>>>>>

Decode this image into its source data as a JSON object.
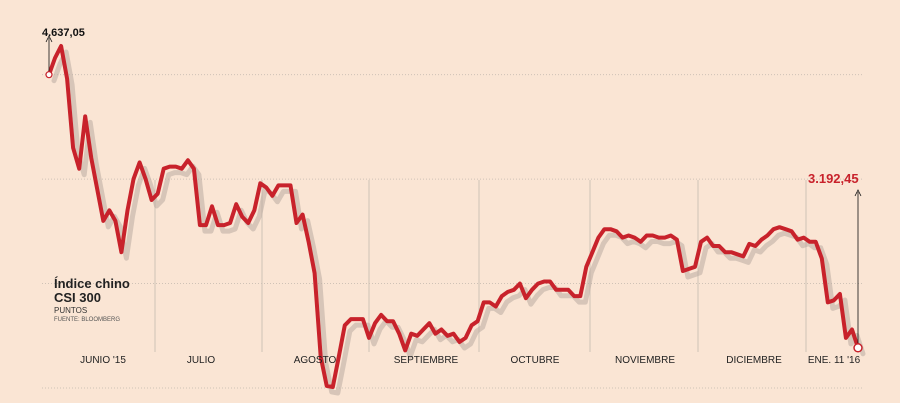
{
  "chart_data": {
    "type": "line",
    "title": "Índice chino",
    "title_line2": "CSI 300",
    "ylabel": "PUNTOS",
    "source": "FUENTE: BLOOMBERG",
    "months": [
      "JUNIO '15",
      "JULIO",
      "AGOSTO",
      "SEPTIEMBRE",
      "OCTUBRE",
      "NOVIEMBRE",
      "DICIEMBRE",
      "ENE. 11 '16"
    ],
    "max_label": "4.637,05",
    "last_label": "3.192,45",
    "ylim": [
      3000,
      4800
    ],
    "grid": "horizontal dotted",
    "colors": {
      "line": "#c8222b",
      "background": "#fae5d4",
      "grid": "#cfc2b6",
      "shadow": "#b9aca1"
    },
    "values": [
      4500,
      4580,
      4637,
      4480,
      4150,
      4050,
      4300,
      4100,
      3950,
      3800,
      3850,
      3800,
      3650,
      3850,
      4000,
      4080,
      4000,
      3900,
      3930,
      4050,
      4060,
      4060,
      4050,
      4090,
      4050,
      3780,
      3780,
      3870,
      3780,
      3780,
      3790,
      3880,
      3820,
      3790,
      3850,
      3980,
      3960,
      3920,
      3970,
      3970,
      3970,
      3790,
      3830,
      3700,
      3550,
      3150,
      3010,
      3005,
      3150,
      3300,
      3330,
      3330,
      3330,
      3240,
      3310,
      3350,
      3320,
      3320,
      3260,
      3180,
      3260,
      3250,
      3280,
      3310,
      3260,
      3280,
      3250,
      3260,
      3220,
      3240,
      3300,
      3320,
      3410,
      3410,
      3390,
      3440,
      3460,
      3470,
      3500,
      3430,
      3470,
      3500,
      3510,
      3510,
      3470,
      3470,
      3470,
      3440,
      3440,
      3580,
      3650,
      3720,
      3760,
      3760,
      3750,
      3720,
      3730,
      3720,
      3700,
      3730,
      3730,
      3720,
      3720,
      3730,
      3710,
      3560,
      3570,
      3580,
      3700,
      3720,
      3680,
      3680,
      3650,
      3650,
      3640,
      3630,
      3690,
      3680,
      3710,
      3730,
      3760,
      3770,
      3760,
      3750,
      3710,
      3720,
      3700,
      3700,
      3620,
      3410,
      3420,
      3450,
      3240,
      3280,
      3192.45
    ]
  }
}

<<<<<

[What to do]: Extract from the material all lines containing the string "source".

[Answer to this task]:
Decode this image into its source data as a JSON object.
    "source": "FUENTE: BLOOMBERG",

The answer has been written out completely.